RECORDS FOR THE TASK:
════════

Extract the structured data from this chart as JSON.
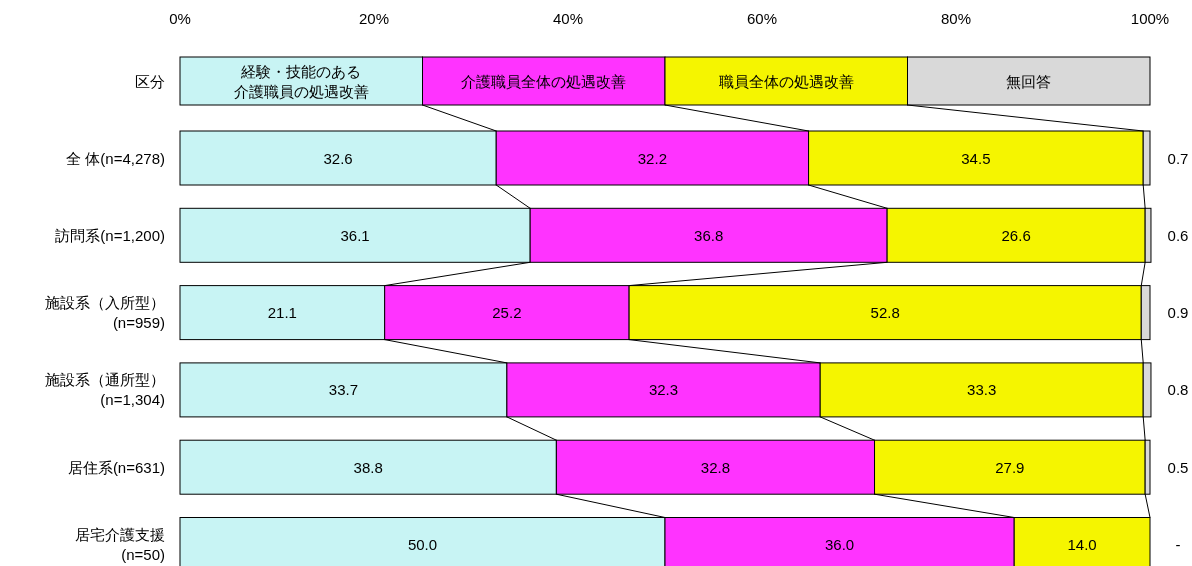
{
  "chart_data": {
    "type": "bar",
    "orientation": "horizontal",
    "stacked": true,
    "legend": "top",
    "legend_title": "区分",
    "categories": [
      "全 体(n=4,278)",
      "訪問系(n=1,200)",
      "施設系（入所型）\n(n=959)",
      "施設系（通所型）\n(n=1,304)",
      "居住系(n=631)",
      "居宅介護支援\n(n=50)"
    ],
    "xlim": [
      0,
      100
    ],
    "xticks": [
      {
        "value": 0,
        "label": "0%"
      },
      {
        "value": 20,
        "label": "20%"
      },
      {
        "value": 40,
        "label": "40%"
      },
      {
        "value": 60,
        "label": "60%"
      },
      {
        "value": 80,
        "label": "80%"
      },
      {
        "value": 100,
        "label": "100%"
      }
    ],
    "series": [
      {
        "name": "経験・技能のある介護職員の処遇改善",
        "color": "#c8f4f4",
        "values": [
          32.6,
          36.1,
          21.1,
          33.7,
          38.8,
          50.0
        ],
        "value_labels": [
          "32.6",
          "36.1",
          "21.1",
          "33.7",
          "38.8",
          "50.0"
        ]
      },
      {
        "name": "介護職員全体の処遇改善",
        "color": "#ff33ff",
        "values": [
          32.2,
          36.8,
          25.2,
          32.3,
          32.8,
          36.0
        ],
        "value_labels": [
          "32.2",
          "36.8",
          "25.2",
          "32.3",
          "32.8",
          "36.0"
        ]
      },
      {
        "name": "職員全体の処遇改善",
        "color": "#f5f500",
        "values": [
          34.5,
          26.6,
          52.8,
          33.3,
          27.9,
          14.0
        ],
        "value_labels": [
          "34.5",
          "26.6",
          "52.8",
          "33.3",
          "27.9",
          "14.0"
        ]
      },
      {
        "name": "無回答",
        "color": "#d9d9d9",
        "values": [
          0.7,
          0.6,
          0.9,
          0.8,
          0.5,
          null
        ],
        "value_labels": [
          "0.7",
          "0.6",
          "0.9",
          "0.8",
          "0.5",
          "-"
        ]
      }
    ]
  }
}
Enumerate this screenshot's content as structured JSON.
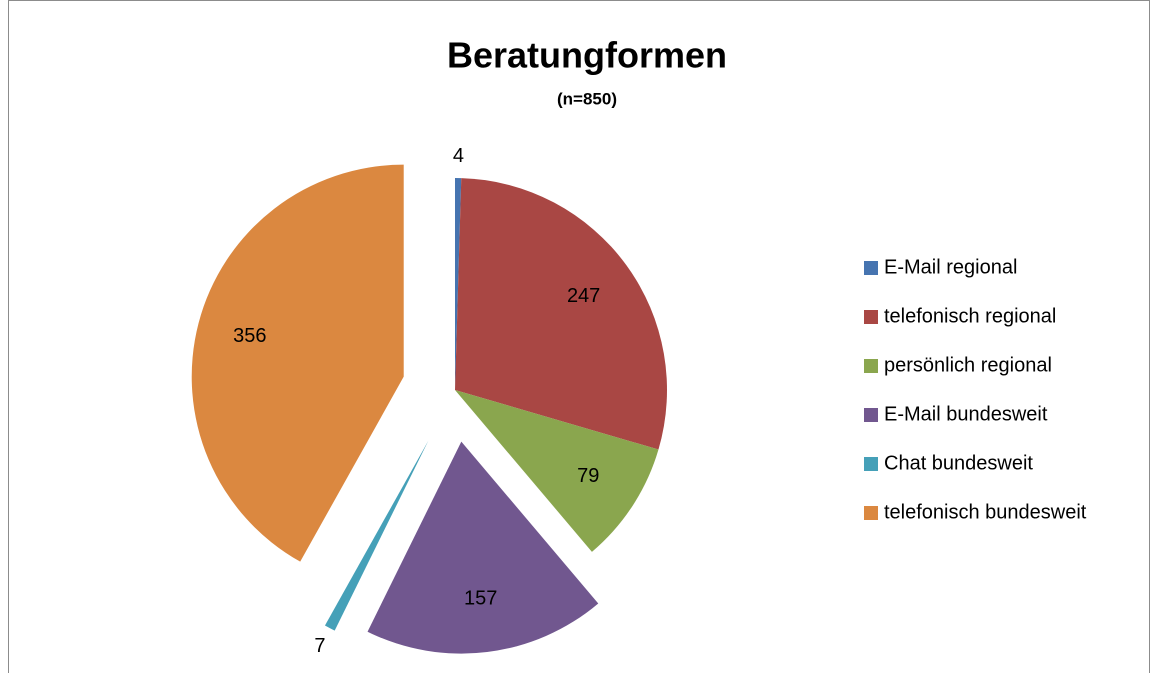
{
  "chart_data": {
    "type": "pie",
    "title": "Beratungformen",
    "subtitle": "(n=850)",
    "categories": [
      "E-Mail regional",
      "telefonisch regional",
      "persönlich regional",
      "E-Mail bundesweit",
      "Chat bundesweit",
      "telefonisch bundesweit"
    ],
    "values": [
      4,
      247,
      79,
      157,
      7,
      356
    ],
    "colors": [
      "#4674b0",
      "#a94744",
      "#8aa64e",
      "#71578f",
      "#45a0b8",
      "#db8840"
    ],
    "legend": "right"
  }
}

════════

AIM OF THE TASK:
Quote every record above exactly, leaving out any pictures.

THE OUTPUT:
Extract the structured data from this chart as JSON.
{
  "chart_data": {
    "type": "bar",
    "orientation": "horizontal",
    "stacked": true,
    "legend": "top",
    "legend_title": "区分",
    "categories": [
      "全 体(n=4,278)",
      "訪問系(n=1,200)",
      "施設系（入所型）\n(n=959)",
      "施設系（通所型）\n(n=1,304)",
      "居住系(n=631)",
      "居宅介護支援\n(n=50)"
    ],
    "xlim": [
      0,
      100
    ],
    "xticks": [
      {
        "value": 0,
        "label": "0%"
      },
      {
        "value": 20,
        "label": "20%"
      },
      {
        "value": 40,
        "label": "40%"
      },
      {
        "value": 60,
        "label": "60%"
      },
      {
        "value": 80,
        "label": "80%"
      },
      {
        "value": 100,
        "label": "100%"
      }
    ],
    "series": [
      {
        "name": "経験・技能のある介護職員の処遇改善",
        "color": "#c8f4f4",
        "values": [
          32.6,
          36.1,
          21.1,
          33.7,
          38.8,
          50.0
        ],
        "value_labels": [
          "32.6",
          "36.1",
          "21.1",
          "33.7",
          "38.8",
          "50.0"
        ]
      },
      {
        "name": "介護職員全体の処遇改善",
        "color": "#ff33ff",
        "values": [
          32.2,
          36.8,
          25.2,
          32.3,
          32.8,
          36.0
        ],
        "value_labels": [
          "32.2",
          "36.8",
          "25.2",
          "32.3",
          "32.8",
          "36.0"
        ]
      },
      {
        "name": "職員全体の処遇改善",
        "color": "#f5f500",
        "values": [
          34.5,
          26.6,
          52.8,
          33.3,
          27.9,
          14.0
        ],
        "value_labels": [
          "34.5",
          "26.6",
          "52.8",
          "33.3",
          "27.9",
          "14.0"
        ]
      },
      {
        "name": "無回答",
        "color": "#d9d9d9",
        "values": [
          0.7,
          0.6,
          0.9,
          0.8,
          0.5,
          null
        ],
        "value_labels": [
          "0.7",
          "0.6",
          "0.9",
          "0.8",
          "0.5",
          "-"
        ]
      }
    ]
  }
}
Enumerate this screenshot's content as structured JSON.
{
  "chart_data": {
    "type": "pie",
    "title": "Beratungformen",
    "subtitle": "(n=850)",
    "categories": [
      "E-Mail regional",
      "telefonisch regional",
      "persönlich regional",
      "E-Mail bundesweit",
      "Chat bundesweit",
      "telefonisch bundesweit"
    ],
    "values": [
      4,
      247,
      79,
      157,
      7,
      356
    ],
    "colors": [
      "#4674b0",
      "#a94744",
      "#8aa64e",
      "#71578f",
      "#45a0b8",
      "#db8840"
    ],
    "legend": "right"
  }
}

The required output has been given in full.